_Aim:_ Find and copy every line in the records that includes the string "上一动点".

_Provided data:_
— begin —

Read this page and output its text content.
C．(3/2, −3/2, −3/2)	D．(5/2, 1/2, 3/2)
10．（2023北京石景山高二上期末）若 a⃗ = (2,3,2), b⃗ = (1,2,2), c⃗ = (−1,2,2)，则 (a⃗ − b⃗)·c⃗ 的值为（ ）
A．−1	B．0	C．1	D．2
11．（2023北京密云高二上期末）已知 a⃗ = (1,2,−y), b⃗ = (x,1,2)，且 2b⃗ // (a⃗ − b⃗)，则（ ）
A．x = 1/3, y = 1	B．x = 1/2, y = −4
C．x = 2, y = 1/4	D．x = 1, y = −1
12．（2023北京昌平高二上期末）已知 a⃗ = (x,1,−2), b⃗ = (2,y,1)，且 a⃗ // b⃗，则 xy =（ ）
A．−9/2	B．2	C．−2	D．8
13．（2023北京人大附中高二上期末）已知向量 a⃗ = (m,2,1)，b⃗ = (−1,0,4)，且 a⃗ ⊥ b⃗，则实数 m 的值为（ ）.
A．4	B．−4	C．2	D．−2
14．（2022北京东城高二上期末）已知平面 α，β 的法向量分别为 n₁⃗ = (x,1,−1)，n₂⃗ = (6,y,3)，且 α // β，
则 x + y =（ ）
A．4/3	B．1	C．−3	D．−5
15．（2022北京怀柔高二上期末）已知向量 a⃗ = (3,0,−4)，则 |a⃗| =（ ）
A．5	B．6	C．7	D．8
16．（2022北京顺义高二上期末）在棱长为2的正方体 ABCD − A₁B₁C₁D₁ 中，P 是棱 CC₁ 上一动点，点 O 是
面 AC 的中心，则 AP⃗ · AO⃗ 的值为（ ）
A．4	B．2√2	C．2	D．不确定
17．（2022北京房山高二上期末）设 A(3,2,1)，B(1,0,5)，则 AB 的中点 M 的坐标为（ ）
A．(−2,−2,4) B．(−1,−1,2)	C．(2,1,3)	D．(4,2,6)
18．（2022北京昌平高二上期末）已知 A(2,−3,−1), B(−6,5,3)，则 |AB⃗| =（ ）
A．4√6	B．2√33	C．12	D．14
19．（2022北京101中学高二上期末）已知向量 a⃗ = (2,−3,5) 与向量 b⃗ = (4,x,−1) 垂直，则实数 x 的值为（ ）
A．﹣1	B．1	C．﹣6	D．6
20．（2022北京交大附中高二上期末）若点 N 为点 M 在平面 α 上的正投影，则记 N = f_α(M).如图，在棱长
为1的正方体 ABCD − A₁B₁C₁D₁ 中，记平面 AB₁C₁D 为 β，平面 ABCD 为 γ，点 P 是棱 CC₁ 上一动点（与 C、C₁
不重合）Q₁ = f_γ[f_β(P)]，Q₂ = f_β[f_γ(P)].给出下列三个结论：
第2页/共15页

— end —

_Response to the task:_
16．（2022北京顺义高二上期末）在棱长为2的正方体 ABCD − A₁B₁C₁D₁ 中，P 是棱 CC₁ 上一动点，点 O 是
为1的正方体 ABCD − A₁B₁C₁D₁ 中，记平面 AB₁C₁D 为 β，平面 ABCD 为 γ，点 P 是棱 CC₁ 上一动点（与 C、C₁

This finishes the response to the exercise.